To do:
Copy the stretch from the start of the entries through the line containing "chevron-down-icon [501,458,509,464]", substituting "combo-button" for "dropdown-button" and leaving all else unchanged.

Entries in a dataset

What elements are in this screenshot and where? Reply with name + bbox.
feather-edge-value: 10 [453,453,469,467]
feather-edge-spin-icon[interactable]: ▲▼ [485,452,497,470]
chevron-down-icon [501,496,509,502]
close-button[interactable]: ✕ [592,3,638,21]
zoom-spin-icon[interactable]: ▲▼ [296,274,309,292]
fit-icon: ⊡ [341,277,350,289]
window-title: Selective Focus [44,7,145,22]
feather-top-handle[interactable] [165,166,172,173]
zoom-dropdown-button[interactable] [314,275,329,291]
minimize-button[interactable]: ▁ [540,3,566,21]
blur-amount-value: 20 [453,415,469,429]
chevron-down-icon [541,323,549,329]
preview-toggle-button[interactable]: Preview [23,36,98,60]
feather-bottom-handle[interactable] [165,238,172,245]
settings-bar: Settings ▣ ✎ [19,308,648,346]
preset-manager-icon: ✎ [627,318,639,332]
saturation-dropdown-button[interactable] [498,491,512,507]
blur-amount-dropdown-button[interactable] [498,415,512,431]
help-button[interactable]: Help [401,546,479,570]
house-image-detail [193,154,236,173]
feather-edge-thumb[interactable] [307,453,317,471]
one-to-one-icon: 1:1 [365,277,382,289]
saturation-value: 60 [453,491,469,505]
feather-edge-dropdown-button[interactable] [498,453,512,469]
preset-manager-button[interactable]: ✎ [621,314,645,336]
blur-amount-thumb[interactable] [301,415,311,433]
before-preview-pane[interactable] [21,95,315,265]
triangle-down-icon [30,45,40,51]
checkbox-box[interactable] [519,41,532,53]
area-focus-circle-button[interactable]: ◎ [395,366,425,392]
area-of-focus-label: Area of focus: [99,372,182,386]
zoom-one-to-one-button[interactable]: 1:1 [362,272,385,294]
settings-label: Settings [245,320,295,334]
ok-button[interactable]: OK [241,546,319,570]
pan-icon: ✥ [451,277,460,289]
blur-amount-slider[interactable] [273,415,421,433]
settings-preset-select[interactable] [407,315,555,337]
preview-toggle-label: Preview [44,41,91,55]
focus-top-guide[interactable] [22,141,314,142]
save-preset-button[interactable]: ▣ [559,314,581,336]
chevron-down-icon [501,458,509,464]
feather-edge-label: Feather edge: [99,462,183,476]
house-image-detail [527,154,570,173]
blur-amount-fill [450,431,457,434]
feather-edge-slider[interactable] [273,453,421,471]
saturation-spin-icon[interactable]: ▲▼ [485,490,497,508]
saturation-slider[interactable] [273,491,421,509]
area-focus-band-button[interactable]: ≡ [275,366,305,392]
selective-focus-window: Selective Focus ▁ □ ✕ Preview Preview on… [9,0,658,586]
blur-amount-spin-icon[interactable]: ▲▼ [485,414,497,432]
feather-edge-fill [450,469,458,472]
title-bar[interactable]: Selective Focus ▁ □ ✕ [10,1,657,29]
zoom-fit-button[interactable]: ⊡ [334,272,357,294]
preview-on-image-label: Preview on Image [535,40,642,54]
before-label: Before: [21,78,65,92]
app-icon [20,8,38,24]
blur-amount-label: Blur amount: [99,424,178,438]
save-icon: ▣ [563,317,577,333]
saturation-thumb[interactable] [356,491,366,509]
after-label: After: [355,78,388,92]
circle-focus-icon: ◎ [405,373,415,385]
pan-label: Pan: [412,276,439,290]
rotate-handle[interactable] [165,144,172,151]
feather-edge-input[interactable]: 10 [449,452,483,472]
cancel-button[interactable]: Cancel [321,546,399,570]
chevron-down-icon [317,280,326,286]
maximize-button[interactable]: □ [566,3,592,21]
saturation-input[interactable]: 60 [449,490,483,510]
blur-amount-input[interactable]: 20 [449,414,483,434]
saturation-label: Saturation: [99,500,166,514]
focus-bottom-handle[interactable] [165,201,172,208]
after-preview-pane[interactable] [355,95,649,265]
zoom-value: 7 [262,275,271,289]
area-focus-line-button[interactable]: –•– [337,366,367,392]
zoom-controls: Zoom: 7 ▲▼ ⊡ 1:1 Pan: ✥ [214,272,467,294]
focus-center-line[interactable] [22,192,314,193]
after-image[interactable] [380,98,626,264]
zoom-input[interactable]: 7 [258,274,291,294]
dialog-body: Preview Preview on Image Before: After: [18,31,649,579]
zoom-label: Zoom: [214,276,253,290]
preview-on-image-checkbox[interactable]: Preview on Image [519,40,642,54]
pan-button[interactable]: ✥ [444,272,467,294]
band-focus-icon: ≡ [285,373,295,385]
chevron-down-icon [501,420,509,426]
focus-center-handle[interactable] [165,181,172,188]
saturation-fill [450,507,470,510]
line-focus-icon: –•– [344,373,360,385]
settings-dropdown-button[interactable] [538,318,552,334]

Task result:
What elements are in this screenshot and where? Reply with name + bbox.
feather-edge-value: 10 [453,453,469,467]
feather-edge-spin-icon[interactable]: ▲▼ [485,452,497,470]
chevron-down-icon [501,496,509,502]
close-button[interactable]: ✕ [592,3,638,21]
zoom-spin-icon[interactable]: ▲▼ [296,274,309,292]
fit-icon: ⊡ [341,277,350,289]
window-title: Selective Focus [44,7,145,22]
feather-top-handle[interactable] [165,166,172,173]
zoom-combo-button[interactable] [314,275,329,291]
minimize-button[interactable]: ▁ [540,3,566,21]
blur-amount-value: 20 [453,415,469,429]
chevron-down-icon [541,323,549,329]
preview-toggle-button[interactable]: Preview [23,36,98,60]
feather-bottom-handle[interactable] [165,238,172,245]
settings-bar: Settings ▣ ✎ [19,308,648,346]
preset-manager-icon: ✎ [627,318,639,332]
saturation-combo-button[interactable] [498,491,512,507]
blur-amount-combo-button[interactable] [498,415,512,431]
help-button[interactable]: Help [401,546,479,570]
house-image-detail [193,154,236,173]
feather-edge-thumb[interactable] [307,453,317,471]
one-to-one-icon: 1:1 [365,277,382,289]
saturation-value: 60 [453,491,469,505]
feather-edge-combo-button[interactable] [498,453,512,469]
preset-manager-button[interactable]: ✎ [621,314,645,336]
blur-amount-thumb[interactable] [301,415,311,433]
before-preview-pane[interactable] [21,95,315,265]
triangle-down-icon [30,45,40,51]
checkbox-box[interactable] [519,41,532,53]
area-focus-circle-button[interactable]: ◎ [395,366,425,392]
area-of-focus-label: Area of focus: [99,372,182,386]
zoom-one-to-one-button[interactable]: 1:1 [362,272,385,294]
settings-label: Settings [245,320,295,334]
ok-button[interactable]: OK [241,546,319,570]
pan-icon: ✥ [451,277,460,289]
blur-amount-slider[interactable] [273,415,421,433]
settings-preset-select[interactable] [407,315,555,337]
preview-toggle-label: Preview [44,41,91,55]
focus-top-guide[interactable] [22,141,314,142]
save-preset-button[interactable]: ▣ [559,314,581,336]
chevron-down-icon [501,458,509,464]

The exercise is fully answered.